**Work instructions**
Copy out the complete listing, word for word.

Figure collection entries

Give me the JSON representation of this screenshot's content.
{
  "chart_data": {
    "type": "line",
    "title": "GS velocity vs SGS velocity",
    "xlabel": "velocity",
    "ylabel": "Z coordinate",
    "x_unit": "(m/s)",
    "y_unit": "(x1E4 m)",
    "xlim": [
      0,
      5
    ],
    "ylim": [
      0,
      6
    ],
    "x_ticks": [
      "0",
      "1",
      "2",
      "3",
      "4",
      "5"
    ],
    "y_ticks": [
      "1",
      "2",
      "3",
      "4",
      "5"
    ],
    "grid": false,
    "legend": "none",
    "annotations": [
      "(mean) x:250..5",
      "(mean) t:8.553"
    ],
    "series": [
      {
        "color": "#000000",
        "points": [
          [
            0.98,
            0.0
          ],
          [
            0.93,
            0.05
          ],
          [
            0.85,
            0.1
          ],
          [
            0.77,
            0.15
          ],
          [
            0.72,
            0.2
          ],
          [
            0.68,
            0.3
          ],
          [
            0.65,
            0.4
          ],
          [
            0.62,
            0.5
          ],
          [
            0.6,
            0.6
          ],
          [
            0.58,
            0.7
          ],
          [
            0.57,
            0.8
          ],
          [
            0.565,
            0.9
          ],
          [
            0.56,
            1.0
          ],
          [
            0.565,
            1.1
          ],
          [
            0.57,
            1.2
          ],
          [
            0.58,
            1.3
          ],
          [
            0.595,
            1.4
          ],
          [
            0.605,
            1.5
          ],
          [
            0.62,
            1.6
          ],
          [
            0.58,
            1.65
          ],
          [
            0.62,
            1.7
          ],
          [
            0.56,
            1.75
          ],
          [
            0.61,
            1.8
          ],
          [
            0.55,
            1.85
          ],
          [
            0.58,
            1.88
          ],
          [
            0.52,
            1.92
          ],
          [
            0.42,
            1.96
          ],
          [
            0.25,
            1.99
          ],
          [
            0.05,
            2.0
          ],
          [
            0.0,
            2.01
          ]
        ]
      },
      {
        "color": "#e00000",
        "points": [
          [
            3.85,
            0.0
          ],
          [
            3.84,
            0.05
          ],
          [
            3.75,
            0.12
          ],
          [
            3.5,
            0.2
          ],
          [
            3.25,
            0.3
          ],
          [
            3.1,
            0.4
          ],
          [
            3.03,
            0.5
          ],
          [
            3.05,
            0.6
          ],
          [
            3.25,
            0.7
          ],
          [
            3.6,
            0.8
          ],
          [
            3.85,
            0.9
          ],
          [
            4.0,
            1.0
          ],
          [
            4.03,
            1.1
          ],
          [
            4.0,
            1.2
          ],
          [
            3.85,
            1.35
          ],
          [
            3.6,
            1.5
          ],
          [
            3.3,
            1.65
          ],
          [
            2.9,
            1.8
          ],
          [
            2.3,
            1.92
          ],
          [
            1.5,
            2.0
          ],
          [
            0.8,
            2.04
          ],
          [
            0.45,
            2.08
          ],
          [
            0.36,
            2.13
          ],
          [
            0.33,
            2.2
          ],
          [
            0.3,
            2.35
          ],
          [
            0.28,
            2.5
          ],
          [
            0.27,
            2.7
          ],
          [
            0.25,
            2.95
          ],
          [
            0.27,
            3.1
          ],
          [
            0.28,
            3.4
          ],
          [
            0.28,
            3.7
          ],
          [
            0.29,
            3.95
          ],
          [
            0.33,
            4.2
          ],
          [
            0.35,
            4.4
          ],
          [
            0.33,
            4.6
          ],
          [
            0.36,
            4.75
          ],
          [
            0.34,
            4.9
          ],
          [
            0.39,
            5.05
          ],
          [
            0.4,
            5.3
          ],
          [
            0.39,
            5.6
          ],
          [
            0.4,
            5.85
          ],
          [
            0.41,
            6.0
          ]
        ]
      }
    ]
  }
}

**Result**
Give me the JSON representation of this screenshot's content.
{
  "chart_data": {
    "type": "line",
    "title": "GS velocity vs SGS velocity",
    "xlabel": "velocity",
    "ylabel": "Z coordinate",
    "x_unit": "(m/s)",
    "y_unit": "(x1E4 m)",
    "xlim": [
      0,
      5
    ],
    "ylim": [
      0,
      6
    ],
    "x_ticks": [
      "0",
      "1",
      "2",
      "3",
      "4",
      "5"
    ],
    "y_ticks": [
      "1",
      "2",
      "3",
      "4",
      "5"
    ],
    "grid": false,
    "legend": "none",
    "annotations": [
      "(mean) x:250..5",
      "(mean) t:8.553"
    ],
    "series": [
      {
        "color": "#000000",
        "points": [
          [
            0.98,
            0.0
          ],
          [
            0.93,
            0.05
          ],
          [
            0.85,
            0.1
          ],
          [
            0.77,
            0.15
          ],
          [
            0.72,
            0.2
          ],
          [
            0.68,
            0.3
          ],
          [
            0.65,
            0.4
          ],
          [
            0.62,
            0.5
          ],
          [
            0.6,
            0.6
          ],
          [
            0.58,
            0.7
          ],
          [
            0.57,
            0.8
          ],
          [
            0.565,
            0.9
          ],
          [
            0.56,
            1.0
          ],
          [
            0.565,
            1.1
          ],
          [
            0.57,
            1.2
          ],
          [
            0.58,
            1.3
          ],
          [
            0.595,
            1.4
          ],
          [
            0.605,
            1.5
          ],
          [
            0.62,
            1.6
          ],
          [
            0.58,
            1.65
          ],
          [
            0.62,
            1.7
          ],
          [
            0.56,
            1.75
          ],
          [
            0.61,
            1.8
          ],
          [
            0.55,
            1.85
          ],
          [
            0.58,
            1.88
          ],
          [
            0.52,
            1.92
          ],
          [
            0.42,
            1.96
          ],
          [
            0.25,
            1.99
          ],
          [
            0.05,
            2.0
          ],
          [
            0.0,
            2.01
          ]
        ]
      },
      {
        "color": "#e00000",
        "points": [
          [
            3.85,
            0.0
          ],
          [
            3.84,
            0.05
          ],
          [
            3.75,
            0.12
          ],
          [
            3.5,
            0.2
          ],
          [
            3.25,
            0.3
          ],
          [
            3.1,
            0.4
          ],
          [
            3.03,
            0.5
          ],
          [
            3.05,
            0.6
          ],
          [
            3.25,
            0.7
          ],
          [
            3.6,
            0.8
          ],
          [
            3.85,
            0.9
          ],
          [
            4.0,
            1.0
          ],
          [
            4.03,
            1.1
          ],
          [
            4.0,
            1.2
          ],
          [
            3.85,
            1.35
          ],
          [
            3.6,
            1.5
          ],
          [
            3.3,
            1.65
          ],
          [
            2.9,
            1.8
          ],
          [
            2.3,
            1.92
          ],
          [
            1.5,
            2.0
          ],
          [
            0.8,
            2.04
          ],
          [
            0.45,
            2.08
          ],
          [
            0.36,
            2.13
          ],
          [
            0.33,
            2.2
          ],
          [
            0.3,
            2.35
          ],
          [
            0.28,
            2.5
          ],
          [
            0.27,
            2.7
          ],
          [
            0.25,
            2.95
          ],
          [
            0.27,
            3.1
          ],
          [
            0.28,
            3.4
          ],
          [
            0.28,
            3.7
          ],
          [
            0.29,
            3.95
          ],
          [
            0.33,
            4.2
          ],
          [
            0.35,
            4.4
          ],
          [
            0.33,
            4.6
          ],
          [
            0.36,
            4.75
          ],
          [
            0.34,
            4.9
          ],
          [
            0.39,
            5.05
          ],
          [
            0.4,
            5.3
          ],
          [
            0.39,
            5.6
          ],
          [
            0.4,
            5.85
          ],
          [
            0.41,
            6.0
          ]
        ]
      }
    ]
  }
}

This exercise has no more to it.